WHAT THIS TASK INVOLVES =
Set all the material down again unchanged, without the pictures.

MATERIAL FOR THIS TASK =
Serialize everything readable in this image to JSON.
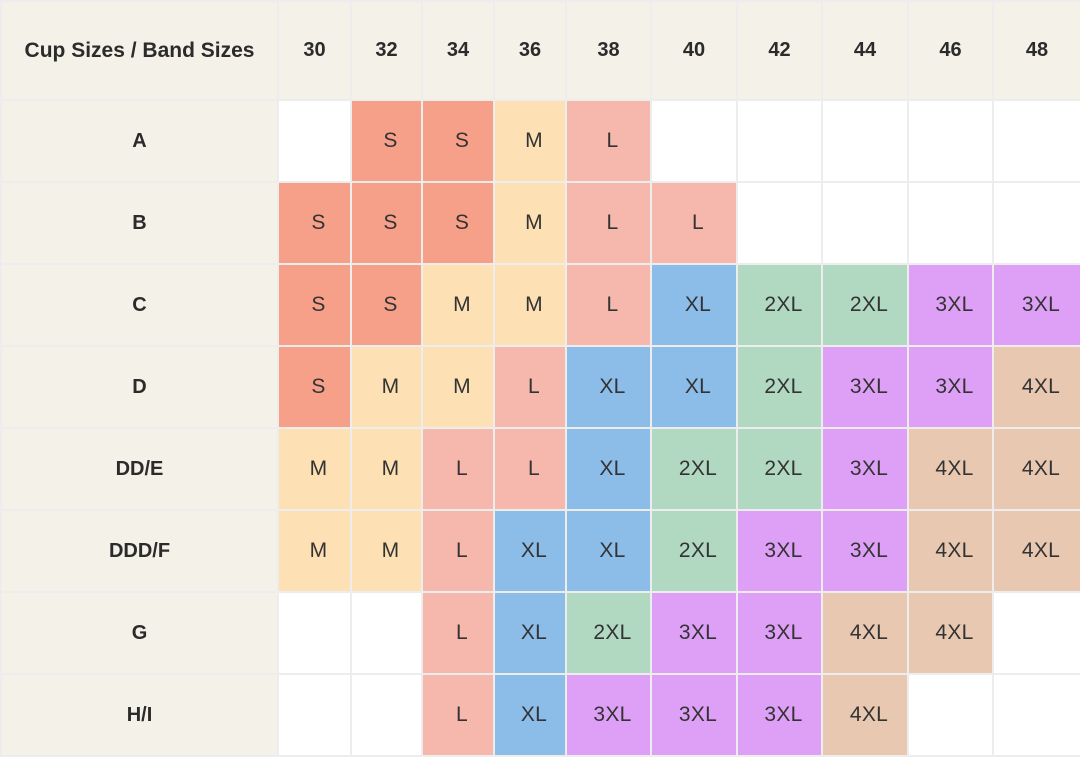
{
  "table": {
    "corner_label": "Cup Sizes / Band Sizes",
    "band_sizes": [
      "30",
      "32",
      "34",
      "36",
      "38",
      "40",
      "42",
      "44",
      "46",
      "48"
    ],
    "rows": [
      {
        "cup": "A",
        "cells": [
          "",
          "S",
          "S",
          "M",
          "L",
          "",
          "",
          "",
          "",
          ""
        ]
      },
      {
        "cup": "B",
        "cells": [
          "S",
          "S",
          "S",
          "M",
          "L",
          "L",
          "",
          "",
          "",
          ""
        ]
      },
      {
        "cup": "C",
        "cells": [
          "S",
          "S",
          "M",
          "M",
          "L",
          "XL",
          "2XL",
          "2XL",
          "3XL",
          "3XL"
        ]
      },
      {
        "cup": "D",
        "cells": [
          "S",
          "M",
          "M",
          "L",
          "XL",
          "XL",
          "2XL",
          "3XL",
          "3XL",
          "4XL"
        ]
      },
      {
        "cup": "DD/E",
        "cells": [
          "M",
          "M",
          "L",
          "L",
          "XL",
          "2XL",
          "2XL",
          "3XL",
          "4XL",
          "4XL"
        ]
      },
      {
        "cup": "DDD/F",
        "cells": [
          "M",
          "M",
          "L",
          "XL",
          "XL",
          "2XL",
          "3XL",
          "3XL",
          "4XL",
          "4XL"
        ]
      },
      {
        "cup": "G",
        "cells": [
          "",
          "",
          "L",
          "XL",
          "2XL",
          "3XL",
          "3XL",
          "4XL",
          "4XL",
          ""
        ]
      },
      {
        "cup": "H/I",
        "cells": [
          "",
          "",
          "L",
          "XL",
          "3XL",
          "3XL",
          "3XL",
          "4XL",
          "",
          ""
        ]
      }
    ]
  },
  "size_colors": {
    "S": "#f6a08a",
    "M": "#fde0b3",
    "L": "#f6b7ad",
    "XL": "#8cbce8",
    "2XL": "#b1d8c0",
    "3XL": "#dea0f6",
    "4XL": "#e8c8b0",
    "empty": "#ffffff"
  }
}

ANSWER TO THE TASK =
Serialize everything readable in this image to JSON.
{
  "table": {
    "corner_label": "Cup Sizes / Band Sizes",
    "band_sizes": [
      "30",
      "32",
      "34",
      "36",
      "38",
      "40",
      "42",
      "44",
      "46",
      "48"
    ],
    "rows": [
      {
        "cup": "A",
        "cells": [
          "",
          "S",
          "S",
          "M",
          "L",
          "",
          "",
          "",
          "",
          ""
        ]
      },
      {
        "cup": "B",
        "cells": [
          "S",
          "S",
          "S",
          "M",
          "L",
          "L",
          "",
          "",
          "",
          ""
        ]
      },
      {
        "cup": "C",
        "cells": [
          "S",
          "S",
          "M",
          "M",
          "L",
          "XL",
          "2XL",
          "2XL",
          "3XL",
          "3XL"
        ]
      },
      {
        "cup": "D",
        "cells": [
          "S",
          "M",
          "M",
          "L",
          "XL",
          "XL",
          "2XL",
          "3XL",
          "3XL",
          "4XL"
        ]
      },
      {
        "cup": "DD/E",
        "cells": [
          "M",
          "M",
          "L",
          "L",
          "XL",
          "2XL",
          "2XL",
          "3XL",
          "4XL",
          "4XL"
        ]
      },
      {
        "cup": "DDD/F",
        "cells": [
          "M",
          "M",
          "L",
          "XL",
          "XL",
          "2XL",
          "3XL",
          "3XL",
          "4XL",
          "4XL"
        ]
      },
      {
        "cup": "G",
        "cells": [
          "",
          "",
          "L",
          "XL",
          "2XL",
          "3XL",
          "3XL",
          "4XL",
          "4XL",
          ""
        ]
      },
      {
        "cup": "H/I",
        "cells": [
          "",
          "",
          "L",
          "XL",
          "3XL",
          "3XL",
          "3XL",
          "4XL",
          "",
          ""
        ]
      }
    ]
  },
  "size_colors": {
    "S": "#f6a08a",
    "M": "#fde0b3",
    "L": "#f6b7ad",
    "XL": "#8cbce8",
    "2XL": "#b1d8c0",
    "3XL": "#dea0f6",
    "4XL": "#e8c8b0",
    "empty": "#ffffff"
  }
}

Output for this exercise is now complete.